#### [GIVEN TASK]
Only the lines from the line containing "Parse this chart and return its data as JSON." through the final line of the entries should be printed, exactly as given, with the pictures left out.

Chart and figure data

— START —

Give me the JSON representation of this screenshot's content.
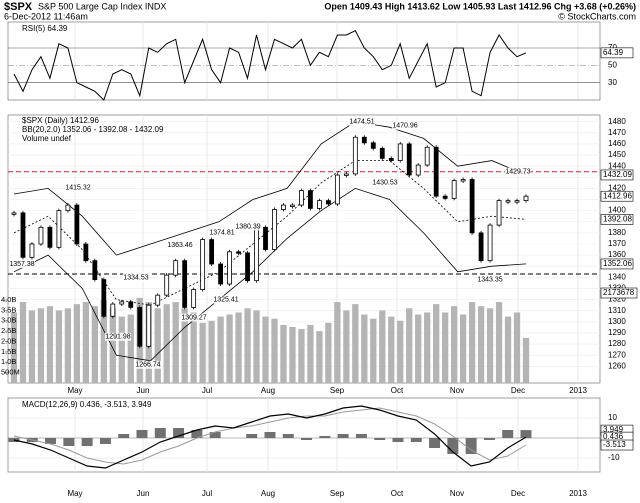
{
  "header": {
    "symbol": "$SPX",
    "name": "S&P 500 Large Cap Index INDX",
    "date": "6-Dec-2012 11:46am",
    "quote": "Open 1409.43 High 1413.62 Low 1405.93 Last 1412.96 Chg +3.68 (+0.26%)",
    "source": "© StockCharts.com"
  },
  "months": [
    "May",
    "Jun",
    "Jul",
    "Aug",
    "Sep",
    "Oct",
    "Nov",
    "Dec",
    "2013"
  ],
  "chart_data": [
    {
      "type": "line",
      "legend": "RSI(5) 64.39",
      "color": "#000000",
      "values": [
        40,
        20,
        45,
        60,
        35,
        75,
        70,
        30,
        25,
        20,
        10,
        40,
        45,
        40,
        15,
        70,
        65,
        75,
        80,
        30,
        55,
        80,
        45,
        30,
        70,
        65,
        35,
        85,
        45,
        80,
        75,
        70,
        80,
        50,
        65,
        60,
        85,
        85,
        90,
        70,
        60,
        45,
        50,
        75,
        35,
        55,
        75,
        25,
        30,
        70,
        70,
        20,
        15,
        65,
        85,
        70,
        60,
        64.39
      ],
      "ylim": [
        10,
        100
      ],
      "yticks": [
        30,
        50,
        70
      ]
    },
    {
      "type": "price",
      "legend": [
        "$SPX (Daily) 1412.96",
        "BB(20,2.0) 1352.06 - 1392.08 - 1432.09",
        "Volume undef"
      ],
      "color": "#000000",
      "volume_color": "#b4b4b4",
      "close": [
        1398,
        1358,
        1370,
        1385,
        1367,
        1400,
        1405,
        1370,
        1355,
        1338,
        1305,
        1316,
        1318,
        1313,
        1278,
        1315,
        1324,
        1342,
        1355,
        1313,
        1329,
        1374,
        1352,
        1334,
        1363,
        1362,
        1337,
        1385,
        1365,
        1401,
        1405,
        1405,
        1418,
        1402,
        1409,
        1406,
        1432,
        1433,
        1466,
        1461,
        1456,
        1447,
        1445,
        1460,
        1432,
        1441,
        1457,
        1413,
        1411,
        1427,
        1428,
        1380,
        1355,
        1387,
        1409,
        1409,
        1409,
        1412.96
      ],
      "bb_upper": [
        1415,
        1420,
        1395,
        1360,
        1370,
        1380,
        1390,
        1410,
        1420,
        1460,
        1480,
        1475,
        1465,
        1440,
        1445,
        1432.09
      ],
      "bb_middle": [
        1380,
        1395,
        1365,
        1320,
        1315,
        1330,
        1345,
        1370,
        1395,
        1425,
        1445,
        1445,
        1420,
        1390,
        1395,
        1392.08
      ],
      "bb_lower": [
        1345,
        1360,
        1330,
        1270,
        1265,
        1295,
        1320,
        1345,
        1375,
        1400,
        1420,
        1410,
        1380,
        1345,
        1350,
        1352.06
      ],
      "volume": [
        3400000000,
        3900000000,
        3500000000,
        3600000000,
        3700000000,
        3500000000,
        3600000000,
        3800000000,
        3900000000,
        3700000000,
        4000000000,
        3600000000,
        3200000000,
        3300000000,
        4100000000,
        3900000000,
        3600000000,
        3800000000,
        3900000000,
        3600000000,
        3400000000,
        2900000000,
        3000000000,
        3200000000,
        3300000000,
        3400000000,
        3600000000,
        3500000000,
        3200000000,
        3100000000,
        2800000000,
        2700000000,
        2600000000,
        2800000000,
        2500000000,
        2900000000,
        3900000000,
        3500000000,
        3800000000,
        3300000000,
        3100000000,
        3500000000,
        3200000000,
        3000000000,
        3600000000,
        3300000000,
        3400000000,
        3800000000,
        3400000000,
        3700000000,
        3300000000,
        3900000000,
        3700000000,
        3600000000,
        3900000000,
        3200000000,
        3400000000,
        2173678000
      ],
      "volume_last_label": "2173678",
      "volume_ylim": [
        0,
        4000000000
      ],
      "volume_ticks": [
        {
          "value": 4000000000,
          "label": "4.0B"
        },
        {
          "value": 3500000000,
          "label": "3.5B"
        },
        {
          "value": 3000000000,
          "label": "3.0B"
        },
        {
          "value": 2500000000,
          "label": "2.5B"
        },
        {
          "value": 2000000000,
          "label": "2.0B"
        },
        {
          "value": 1500000000,
          "label": "1.5B"
        },
        {
          "value": 1000000000,
          "label": "1.0B"
        },
        {
          "value": 500000000,
          "label": "500M"
        }
      ],
      "annotations": [
        1357.38,
        1415.32,
        1291.98,
        1266.74,
        1334.53,
        1309.27,
        1363.46,
        1374.81,
        1325.41,
        1380.39,
        1474.51,
        1470.96,
        1430.53,
        1343.35,
        1429.73
      ],
      "hlines": [
        {
          "value": 1435,
          "color": "#c0282d"
        },
        {
          "value": 1343,
          "color": "#000000"
        }
      ],
      "ylim": [
        1245,
        1486
      ],
      "yticks": [
        1260,
        1270,
        1280,
        1290,
        1300,
        1310,
        1320,
        1330,
        1340,
        1350,
        1360,
        1370,
        1380,
        1390,
        1400,
        1410,
        1420,
        1430,
        1440,
        1450,
        1460,
        1470,
        1480
      ]
    },
    {
      "type": "macd",
      "legend": "MACD(12,26,9) 0.436, -3.513, 3.949",
      "color": "#000000",
      "signal_color": "#9a9a9a",
      "histogram_color": "#707070",
      "macd": [
        -1,
        -3,
        -6,
        -10,
        -14,
        -15,
        -11,
        -7,
        -2,
        1,
        4,
        6,
        5,
        8,
        11,
        12,
        10,
        12,
        15,
        16,
        14,
        11,
        9,
        2,
        -7,
        -14,
        -12,
        -5,
        0.436
      ],
      "signal": [
        1,
        -1,
        -3,
        -6,
        -10,
        -12,
        -13,
        -11,
        -7,
        -4,
        0,
        3,
        5,
        6,
        8,
        10,
        11,
        11,
        13,
        14,
        15,
        13,
        11,
        7,
        1,
        -6,
        -11,
        -9,
        -3.513
      ],
      "histogram": [
        -2,
        -2,
        -3,
        -4,
        -4,
        -3,
        2,
        4,
        5,
        5,
        4,
        3,
        0,
        2,
        3,
        2,
        -1,
        1,
        2,
        2,
        -1,
        -2,
        -2,
        -5,
        -8,
        -8,
        -1,
        4,
        3.949
      ],
      "ylim": [
        -17,
        20
      ],
      "yticks": [
        -10,
        0,
        10
      ]
    }
  ]
}
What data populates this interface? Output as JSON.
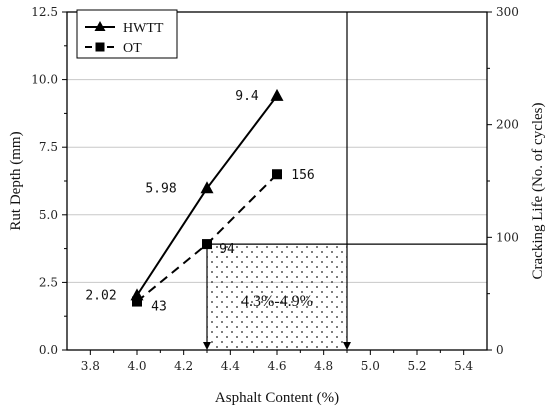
{
  "chart_data": {
    "type": "line",
    "xlabel": "Asphalt Content (%)",
    "ylabel_left": "Rut Depth (mm)",
    "ylabel_right": "Cracking Life (No. of cycles)",
    "xlim": [
      3.7,
      5.5
    ],
    "ylim_left": [
      0,
      12.5
    ],
    "ylim_right": [
      0,
      300
    ],
    "x_ticks": [
      "3.8",
      "4.0",
      "4.2",
      "4.4",
      "4.6",
      "4.8",
      "5.0",
      "5.2",
      "5.4"
    ],
    "y_left_ticks": [
      "0.0",
      "2.5",
      "5.0",
      "7.5",
      "10.0",
      "12.5"
    ],
    "y_right_ticks": [
      "0",
      "100",
      "200",
      "300"
    ],
    "grid": "horizontal",
    "legend_position": "top-left",
    "series": [
      {
        "name": "HWTT",
        "axis": "left",
        "marker": "triangle",
        "line": "solid",
        "x": [
          4.0,
          4.3,
          4.6
        ],
        "y": [
          2.02,
          5.98,
          9.4
        ],
        "labels": [
          "2.02",
          "5.98",
          "9.4"
        ]
      },
      {
        "name": "OT",
        "axis": "right",
        "marker": "square",
        "line": "dashed",
        "x": [
          4.0,
          4.3,
          4.6
        ],
        "y": [
          43,
          94,
          156
        ],
        "labels": [
          "43",
          "94",
          "156"
        ]
      }
    ],
    "annotations": {
      "region_label": "4.3%-4.9%",
      "x_from": 4.3,
      "x_to": 4.9,
      "right_threshold": 94
    }
  }
}
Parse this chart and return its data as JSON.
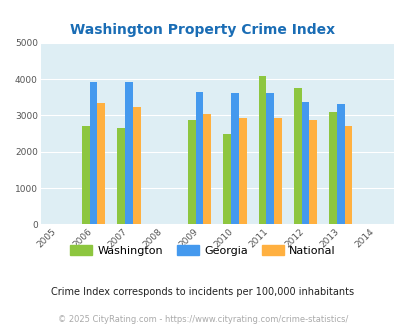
{
  "title": "Washington Property Crime Index",
  "all_years": [
    2005,
    2006,
    2007,
    2008,
    2009,
    2010,
    2011,
    2012,
    2013,
    2014
  ],
  "data_years": [
    2006,
    2007,
    2009,
    2010,
    2011,
    2012,
    2013
  ],
  "washington": [
    2700,
    2660,
    2880,
    2490,
    4090,
    3760,
    3090
  ],
  "georgia": [
    3910,
    3910,
    3660,
    3630,
    3620,
    3380,
    3310
  ],
  "national": [
    3340,
    3240,
    3030,
    2940,
    2920,
    2870,
    2700
  ],
  "washington_color": "#8dc63f",
  "georgia_color": "#4499ee",
  "national_color": "#ffb040",
  "bg_color": "#deeef4",
  "ylim": [
    0,
    5000
  ],
  "yticks": [
    0,
    1000,
    2000,
    3000,
    4000,
    5000
  ],
  "bar_width": 0.22,
  "note": "Crime Index corresponds to incidents per 100,000 inhabitants",
  "footer": "© 2025 CityRating.com - https://www.cityrating.com/crime-statistics/",
  "legend_labels": [
    "Washington",
    "Georgia",
    "National"
  ],
  "title_color": "#1a6db5",
  "note_color": "#222222",
  "footer_color": "#aaaaaa",
  "tick_color": "#555555",
  "xlim_left": 2004.5,
  "xlim_right": 2014.5
}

— END —

#### [SOLUTION]
Parse this chart and return its data as JSON.
{
  "title": "Washington Property Crime Index",
  "all_years": [
    2005,
    2006,
    2007,
    2008,
    2009,
    2010,
    2011,
    2012,
    2013,
    2014
  ],
  "data_years": [
    2006,
    2007,
    2009,
    2010,
    2011,
    2012,
    2013
  ],
  "washington": [
    2700,
    2660,
    2880,
    2490,
    4090,
    3760,
    3090
  ],
  "georgia": [
    3910,
    3910,
    3660,
    3630,
    3620,
    3380,
    3310
  ],
  "national": [
    3340,
    3240,
    3030,
    2940,
    2920,
    2870,
    2700
  ],
  "washington_color": "#8dc63f",
  "georgia_color": "#4499ee",
  "national_color": "#ffb040",
  "bg_color": "#deeef4",
  "ylim": [
    0,
    5000
  ],
  "yticks": [
    0,
    1000,
    2000,
    3000,
    4000,
    5000
  ],
  "bar_width": 0.22,
  "note": "Crime Index corresponds to incidents per 100,000 inhabitants",
  "footer": "© 2025 CityRating.com - https://www.cityrating.com/crime-statistics/",
  "legend_labels": [
    "Washington",
    "Georgia",
    "National"
  ],
  "title_color": "#1a6db5",
  "note_color": "#222222",
  "footer_color": "#aaaaaa",
  "tick_color": "#555555",
  "xlim_left": 2004.5,
  "xlim_right": 2014.5
}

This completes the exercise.